Request
Provide an exact copy of the data, excluding the images.
↓
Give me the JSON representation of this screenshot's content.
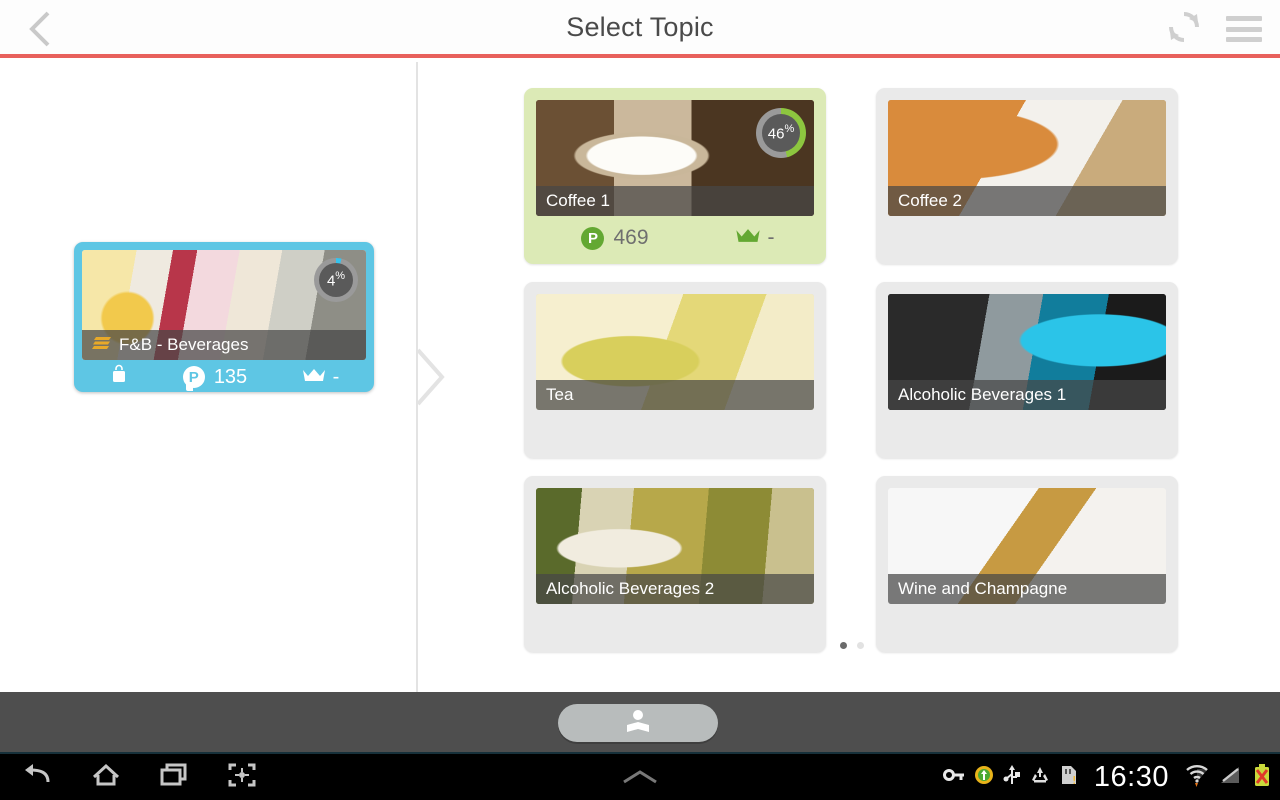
{
  "appbar": {
    "title": "Select Topic",
    "back_icon": "chevron-left-icon",
    "refresh_icon": "refresh-icon",
    "menu_icon": "hamburger-menu-icon",
    "accent_color": "#e8615c"
  },
  "category": {
    "name": "F&B - Beverages",
    "icon": "stack-layers-icon",
    "progress_pct": "4",
    "progress_value": 4,
    "progress_color": "#35c4ef",
    "card_color": "#5ec6e4",
    "bag_icon": "briefcase-icon",
    "points_icon": "points-p-icon",
    "points_value": "135",
    "crown_icon": "crown-icon",
    "crown_value": "-"
  },
  "topics": [
    {
      "name": "Coffee 1",
      "selected": true,
      "art": "art-coffee1",
      "progress_pct": "46",
      "progress_value": 46,
      "progress_color": "#8dc63f",
      "has_stats": true,
      "points_icon": "points-p-icon",
      "points_value": "469",
      "crown_icon": "crown-icon",
      "crown_value": "-"
    },
    {
      "name": "Coffee 2",
      "selected": false,
      "art": "art-coffee2",
      "has_stats": false
    },
    {
      "name": "Tea",
      "selected": false,
      "art": "art-tea",
      "has_stats": false
    },
    {
      "name": "Alcoholic Beverages 1",
      "selected": false,
      "art": "art-alco1",
      "has_stats": false
    },
    {
      "name": "Alcoholic Beverages 2",
      "selected": false,
      "art": "art-alco2",
      "has_stats": false
    },
    {
      "name": "Wine and Champagne",
      "selected": false,
      "art": "art-wine",
      "has_stats": false
    }
  ],
  "pagination": {
    "total": 2,
    "active_index": 0
  },
  "footer": {
    "read_button_icon": "person-reading-icon"
  },
  "systembar": {
    "back_icon": "android-back-icon",
    "home_icon": "android-home-icon",
    "recents_icon": "android-recents-icon",
    "screenshot_icon": "android-screenshot-icon",
    "expand_icon": "chevron-up-icon",
    "clock": "16:30",
    "tray_icons": [
      "vpn-key-icon",
      "app-update-icon",
      "usb-icon",
      "recycle-icon",
      "sd-card-warning-icon",
      "wifi-icon",
      "signal-icon",
      "battery-warning-icon"
    ]
  }
}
↑
Exercise response
Give me the JSON representation of this screenshot's content.
{
  "appbar": {
    "title": "Select Topic",
    "back_icon": "chevron-left-icon",
    "refresh_icon": "refresh-icon",
    "menu_icon": "hamburger-menu-icon",
    "accent_color": "#e8615c"
  },
  "category": {
    "name": "F&B - Beverages",
    "icon": "stack-layers-icon",
    "progress_pct": "4",
    "progress_value": 4,
    "progress_color": "#35c4ef",
    "card_color": "#5ec6e4",
    "bag_icon": "briefcase-icon",
    "points_icon": "points-p-icon",
    "points_value": "135",
    "crown_icon": "crown-icon",
    "crown_value": "-"
  },
  "topics": [
    {
      "name": "Coffee 1",
      "selected": true,
      "art": "art-coffee1",
      "progress_pct": "46",
      "progress_value": 46,
      "progress_color": "#8dc63f",
      "has_stats": true,
      "points_icon": "points-p-icon",
      "points_value": "469",
      "crown_icon": "crown-icon",
      "crown_value": "-"
    },
    {
      "name": "Coffee 2",
      "selected": false,
      "art": "art-coffee2",
      "has_stats": false
    },
    {
      "name": "Tea",
      "selected": false,
      "art": "art-tea",
      "has_stats": false
    },
    {
      "name": "Alcoholic Beverages 1",
      "selected": false,
      "art": "art-alco1",
      "has_stats": false
    },
    {
      "name": "Alcoholic Beverages 2",
      "selected": false,
      "art": "art-alco2",
      "has_stats": false
    },
    {
      "name": "Wine and Champagne",
      "selected": false,
      "art": "art-wine",
      "has_stats": false
    }
  ],
  "pagination": {
    "total": 2,
    "active_index": 0
  },
  "footer": {
    "read_button_icon": "person-reading-icon"
  },
  "systembar": {
    "back_icon": "android-back-icon",
    "home_icon": "android-home-icon",
    "recents_icon": "android-recents-icon",
    "screenshot_icon": "android-screenshot-icon",
    "expand_icon": "chevron-up-icon",
    "clock": "16:30",
    "tray_icons": [
      "vpn-key-icon",
      "app-update-icon",
      "usb-icon",
      "recycle-icon",
      "sd-card-warning-icon",
      "wifi-icon",
      "signal-icon",
      "battery-warning-icon"
    ]
  }
}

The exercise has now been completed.